→ Exercise objective:
Filter the records below down to lines containing "ffffff".

→ Dataset listings of figures:
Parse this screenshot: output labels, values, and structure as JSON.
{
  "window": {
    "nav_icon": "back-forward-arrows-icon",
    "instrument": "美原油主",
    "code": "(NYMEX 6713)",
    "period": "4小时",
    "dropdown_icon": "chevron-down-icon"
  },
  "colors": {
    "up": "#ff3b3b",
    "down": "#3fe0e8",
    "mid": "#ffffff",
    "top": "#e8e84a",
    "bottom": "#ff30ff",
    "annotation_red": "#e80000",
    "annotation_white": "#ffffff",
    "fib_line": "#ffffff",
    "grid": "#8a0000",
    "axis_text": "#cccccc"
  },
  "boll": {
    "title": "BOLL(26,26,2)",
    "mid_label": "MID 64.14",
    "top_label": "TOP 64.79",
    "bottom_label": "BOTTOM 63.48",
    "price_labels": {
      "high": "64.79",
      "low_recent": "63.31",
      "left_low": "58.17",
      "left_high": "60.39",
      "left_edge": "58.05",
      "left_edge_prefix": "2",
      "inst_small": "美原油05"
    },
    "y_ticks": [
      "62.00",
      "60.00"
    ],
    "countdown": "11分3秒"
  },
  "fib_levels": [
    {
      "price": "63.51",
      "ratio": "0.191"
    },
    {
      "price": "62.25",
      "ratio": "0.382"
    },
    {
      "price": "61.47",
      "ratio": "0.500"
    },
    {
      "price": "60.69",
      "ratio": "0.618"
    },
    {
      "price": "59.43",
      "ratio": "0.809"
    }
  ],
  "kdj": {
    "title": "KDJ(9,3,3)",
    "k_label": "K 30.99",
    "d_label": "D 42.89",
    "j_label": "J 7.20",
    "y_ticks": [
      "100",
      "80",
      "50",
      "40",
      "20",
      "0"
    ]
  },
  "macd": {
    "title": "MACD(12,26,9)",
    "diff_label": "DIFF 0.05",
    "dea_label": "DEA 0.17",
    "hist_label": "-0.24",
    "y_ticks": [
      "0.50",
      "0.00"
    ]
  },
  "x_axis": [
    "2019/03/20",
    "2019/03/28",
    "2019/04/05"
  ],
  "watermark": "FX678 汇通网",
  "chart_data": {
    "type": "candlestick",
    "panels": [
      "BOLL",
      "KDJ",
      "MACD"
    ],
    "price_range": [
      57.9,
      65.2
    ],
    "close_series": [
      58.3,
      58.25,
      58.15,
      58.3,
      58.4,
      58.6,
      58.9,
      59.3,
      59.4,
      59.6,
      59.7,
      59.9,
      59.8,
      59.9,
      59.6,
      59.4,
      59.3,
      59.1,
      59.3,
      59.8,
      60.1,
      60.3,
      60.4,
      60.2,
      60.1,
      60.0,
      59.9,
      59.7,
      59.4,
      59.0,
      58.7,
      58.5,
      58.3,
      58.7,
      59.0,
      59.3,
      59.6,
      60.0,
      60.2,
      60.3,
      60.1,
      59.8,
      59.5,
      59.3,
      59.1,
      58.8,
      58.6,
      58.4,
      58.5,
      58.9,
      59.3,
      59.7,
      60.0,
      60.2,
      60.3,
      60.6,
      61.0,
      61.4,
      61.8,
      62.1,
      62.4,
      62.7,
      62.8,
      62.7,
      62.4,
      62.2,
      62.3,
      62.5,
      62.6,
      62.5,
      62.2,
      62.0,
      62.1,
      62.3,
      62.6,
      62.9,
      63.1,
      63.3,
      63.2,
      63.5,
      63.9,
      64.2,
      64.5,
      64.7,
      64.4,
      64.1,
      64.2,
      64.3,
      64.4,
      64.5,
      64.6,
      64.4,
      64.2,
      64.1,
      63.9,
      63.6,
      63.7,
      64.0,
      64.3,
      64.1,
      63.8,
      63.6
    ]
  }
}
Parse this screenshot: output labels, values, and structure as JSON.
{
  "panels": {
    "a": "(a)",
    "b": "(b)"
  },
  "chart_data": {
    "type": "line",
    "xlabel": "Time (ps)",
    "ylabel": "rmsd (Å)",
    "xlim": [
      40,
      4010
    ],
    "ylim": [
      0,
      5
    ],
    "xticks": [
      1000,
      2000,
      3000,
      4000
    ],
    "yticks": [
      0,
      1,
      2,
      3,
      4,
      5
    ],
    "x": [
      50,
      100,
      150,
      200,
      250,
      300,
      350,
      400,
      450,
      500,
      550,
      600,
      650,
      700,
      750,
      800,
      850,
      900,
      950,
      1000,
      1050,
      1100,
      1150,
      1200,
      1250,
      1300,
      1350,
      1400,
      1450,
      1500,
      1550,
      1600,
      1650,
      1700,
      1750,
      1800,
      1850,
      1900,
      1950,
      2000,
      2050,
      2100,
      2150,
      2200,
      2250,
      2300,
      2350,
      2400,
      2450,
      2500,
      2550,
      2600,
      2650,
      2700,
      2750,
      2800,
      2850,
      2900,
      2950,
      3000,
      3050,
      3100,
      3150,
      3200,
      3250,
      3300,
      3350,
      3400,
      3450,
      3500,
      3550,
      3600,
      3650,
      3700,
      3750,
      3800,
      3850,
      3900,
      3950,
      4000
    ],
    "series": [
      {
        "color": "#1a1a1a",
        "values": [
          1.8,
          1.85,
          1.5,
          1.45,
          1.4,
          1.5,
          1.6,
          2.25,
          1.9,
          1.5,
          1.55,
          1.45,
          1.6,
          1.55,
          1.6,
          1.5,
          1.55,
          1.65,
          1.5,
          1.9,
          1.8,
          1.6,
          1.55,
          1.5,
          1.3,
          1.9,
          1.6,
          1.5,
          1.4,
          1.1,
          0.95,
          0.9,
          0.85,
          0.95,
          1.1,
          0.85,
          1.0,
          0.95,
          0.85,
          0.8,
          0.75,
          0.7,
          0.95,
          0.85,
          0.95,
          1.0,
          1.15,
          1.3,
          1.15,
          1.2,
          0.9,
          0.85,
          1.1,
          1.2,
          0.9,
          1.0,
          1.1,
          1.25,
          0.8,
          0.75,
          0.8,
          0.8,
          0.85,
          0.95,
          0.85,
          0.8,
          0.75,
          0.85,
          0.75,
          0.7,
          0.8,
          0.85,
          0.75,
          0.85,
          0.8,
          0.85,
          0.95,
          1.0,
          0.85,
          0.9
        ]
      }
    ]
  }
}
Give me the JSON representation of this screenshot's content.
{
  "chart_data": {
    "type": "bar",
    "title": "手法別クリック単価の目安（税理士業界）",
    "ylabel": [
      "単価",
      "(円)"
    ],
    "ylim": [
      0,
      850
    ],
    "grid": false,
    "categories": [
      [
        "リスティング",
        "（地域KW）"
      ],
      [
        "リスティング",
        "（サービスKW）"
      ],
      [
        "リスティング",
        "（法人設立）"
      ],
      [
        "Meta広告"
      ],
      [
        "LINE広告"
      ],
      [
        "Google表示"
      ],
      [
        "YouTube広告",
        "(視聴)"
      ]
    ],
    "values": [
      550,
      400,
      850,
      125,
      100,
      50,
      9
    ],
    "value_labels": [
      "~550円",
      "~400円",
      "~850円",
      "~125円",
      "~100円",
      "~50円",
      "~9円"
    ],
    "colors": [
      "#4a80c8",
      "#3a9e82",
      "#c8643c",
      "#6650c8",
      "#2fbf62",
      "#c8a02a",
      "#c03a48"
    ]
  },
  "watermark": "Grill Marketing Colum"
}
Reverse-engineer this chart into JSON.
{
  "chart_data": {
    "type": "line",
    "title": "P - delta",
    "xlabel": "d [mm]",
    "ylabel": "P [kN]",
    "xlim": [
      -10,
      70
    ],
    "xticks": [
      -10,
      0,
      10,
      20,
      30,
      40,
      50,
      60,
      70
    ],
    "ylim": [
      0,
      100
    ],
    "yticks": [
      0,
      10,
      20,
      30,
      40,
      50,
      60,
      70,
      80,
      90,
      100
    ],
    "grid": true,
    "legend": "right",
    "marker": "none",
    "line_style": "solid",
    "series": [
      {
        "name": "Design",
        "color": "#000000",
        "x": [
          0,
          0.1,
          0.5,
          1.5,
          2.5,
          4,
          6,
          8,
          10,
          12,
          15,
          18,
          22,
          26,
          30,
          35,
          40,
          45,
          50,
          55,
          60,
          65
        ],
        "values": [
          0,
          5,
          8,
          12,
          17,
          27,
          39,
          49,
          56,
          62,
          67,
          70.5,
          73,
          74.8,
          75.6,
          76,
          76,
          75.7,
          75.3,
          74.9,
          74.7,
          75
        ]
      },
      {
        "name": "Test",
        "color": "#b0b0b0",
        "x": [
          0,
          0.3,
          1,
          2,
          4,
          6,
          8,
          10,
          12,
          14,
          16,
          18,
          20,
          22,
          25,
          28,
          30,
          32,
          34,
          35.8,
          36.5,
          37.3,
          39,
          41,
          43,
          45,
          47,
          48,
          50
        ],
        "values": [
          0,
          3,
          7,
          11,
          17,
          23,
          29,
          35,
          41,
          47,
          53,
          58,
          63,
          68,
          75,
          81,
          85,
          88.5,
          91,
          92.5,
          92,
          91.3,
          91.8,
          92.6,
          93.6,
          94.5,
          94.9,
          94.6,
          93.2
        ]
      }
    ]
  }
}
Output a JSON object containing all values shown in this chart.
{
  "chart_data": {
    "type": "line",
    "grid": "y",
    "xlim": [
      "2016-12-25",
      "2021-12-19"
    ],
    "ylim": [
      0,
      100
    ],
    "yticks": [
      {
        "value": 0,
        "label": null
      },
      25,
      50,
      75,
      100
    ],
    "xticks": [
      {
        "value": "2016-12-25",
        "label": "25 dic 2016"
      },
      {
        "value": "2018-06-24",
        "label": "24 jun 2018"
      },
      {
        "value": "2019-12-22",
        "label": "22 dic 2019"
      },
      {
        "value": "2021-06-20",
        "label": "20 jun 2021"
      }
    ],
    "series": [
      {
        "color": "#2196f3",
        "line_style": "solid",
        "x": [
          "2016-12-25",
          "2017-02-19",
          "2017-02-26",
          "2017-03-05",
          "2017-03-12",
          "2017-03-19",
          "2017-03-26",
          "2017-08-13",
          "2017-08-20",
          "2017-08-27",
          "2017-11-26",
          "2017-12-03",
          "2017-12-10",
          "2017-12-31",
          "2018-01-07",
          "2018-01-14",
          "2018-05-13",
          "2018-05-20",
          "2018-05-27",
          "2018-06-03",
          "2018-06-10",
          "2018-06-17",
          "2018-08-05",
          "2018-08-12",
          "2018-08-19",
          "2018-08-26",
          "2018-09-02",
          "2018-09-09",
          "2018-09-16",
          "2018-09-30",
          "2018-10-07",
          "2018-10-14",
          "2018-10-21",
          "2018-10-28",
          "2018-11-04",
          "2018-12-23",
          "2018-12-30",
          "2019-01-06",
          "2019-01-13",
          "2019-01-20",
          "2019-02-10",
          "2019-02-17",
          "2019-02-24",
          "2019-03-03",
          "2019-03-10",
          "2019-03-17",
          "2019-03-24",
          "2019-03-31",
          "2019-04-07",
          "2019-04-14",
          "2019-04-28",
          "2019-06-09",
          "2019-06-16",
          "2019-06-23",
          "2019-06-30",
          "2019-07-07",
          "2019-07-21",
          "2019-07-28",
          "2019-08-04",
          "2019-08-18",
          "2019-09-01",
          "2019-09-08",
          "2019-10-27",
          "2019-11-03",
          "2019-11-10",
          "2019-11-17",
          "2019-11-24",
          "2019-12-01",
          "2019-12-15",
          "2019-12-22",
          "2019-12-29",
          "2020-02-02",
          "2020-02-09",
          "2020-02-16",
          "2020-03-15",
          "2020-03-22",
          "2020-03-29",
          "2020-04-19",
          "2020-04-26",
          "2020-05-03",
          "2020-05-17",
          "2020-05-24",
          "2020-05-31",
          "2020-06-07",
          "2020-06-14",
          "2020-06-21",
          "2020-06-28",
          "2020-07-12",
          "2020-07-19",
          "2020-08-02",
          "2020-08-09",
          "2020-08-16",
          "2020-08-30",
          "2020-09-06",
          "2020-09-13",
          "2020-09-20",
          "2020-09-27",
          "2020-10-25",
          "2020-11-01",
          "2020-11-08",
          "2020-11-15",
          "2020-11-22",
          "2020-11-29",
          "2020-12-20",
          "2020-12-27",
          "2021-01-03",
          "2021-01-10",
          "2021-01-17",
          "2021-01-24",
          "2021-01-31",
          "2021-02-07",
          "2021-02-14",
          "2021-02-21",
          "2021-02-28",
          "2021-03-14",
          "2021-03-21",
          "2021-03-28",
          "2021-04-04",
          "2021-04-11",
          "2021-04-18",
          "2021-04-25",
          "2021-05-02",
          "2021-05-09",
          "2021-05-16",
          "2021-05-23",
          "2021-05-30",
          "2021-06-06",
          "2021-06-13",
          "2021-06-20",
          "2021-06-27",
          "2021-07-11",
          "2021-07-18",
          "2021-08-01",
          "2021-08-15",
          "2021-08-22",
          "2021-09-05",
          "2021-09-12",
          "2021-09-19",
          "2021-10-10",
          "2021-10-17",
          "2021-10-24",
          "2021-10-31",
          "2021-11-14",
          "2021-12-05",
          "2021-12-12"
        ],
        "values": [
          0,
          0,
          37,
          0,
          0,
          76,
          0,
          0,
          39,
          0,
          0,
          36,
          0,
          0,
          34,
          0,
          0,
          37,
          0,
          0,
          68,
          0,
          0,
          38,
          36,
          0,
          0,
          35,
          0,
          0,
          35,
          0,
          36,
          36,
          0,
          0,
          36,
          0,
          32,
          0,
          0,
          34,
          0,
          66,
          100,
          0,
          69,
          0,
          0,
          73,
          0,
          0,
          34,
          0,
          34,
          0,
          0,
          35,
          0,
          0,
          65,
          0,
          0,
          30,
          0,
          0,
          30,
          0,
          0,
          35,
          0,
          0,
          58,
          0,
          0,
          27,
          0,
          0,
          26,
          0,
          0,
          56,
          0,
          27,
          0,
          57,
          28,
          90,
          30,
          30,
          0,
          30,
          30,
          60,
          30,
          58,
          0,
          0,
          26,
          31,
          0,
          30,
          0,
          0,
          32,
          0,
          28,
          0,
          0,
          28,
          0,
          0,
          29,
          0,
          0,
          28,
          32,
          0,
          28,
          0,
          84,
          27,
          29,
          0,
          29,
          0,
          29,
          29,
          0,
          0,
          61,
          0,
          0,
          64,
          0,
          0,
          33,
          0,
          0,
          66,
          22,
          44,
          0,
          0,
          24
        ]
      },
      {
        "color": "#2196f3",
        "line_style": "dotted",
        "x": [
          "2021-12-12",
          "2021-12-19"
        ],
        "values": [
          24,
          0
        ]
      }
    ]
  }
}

→ Solved exercise:
    "mid": "#ffffff",
    "annotation_white": "#ffffff",
    "fib_line": "#ffffff",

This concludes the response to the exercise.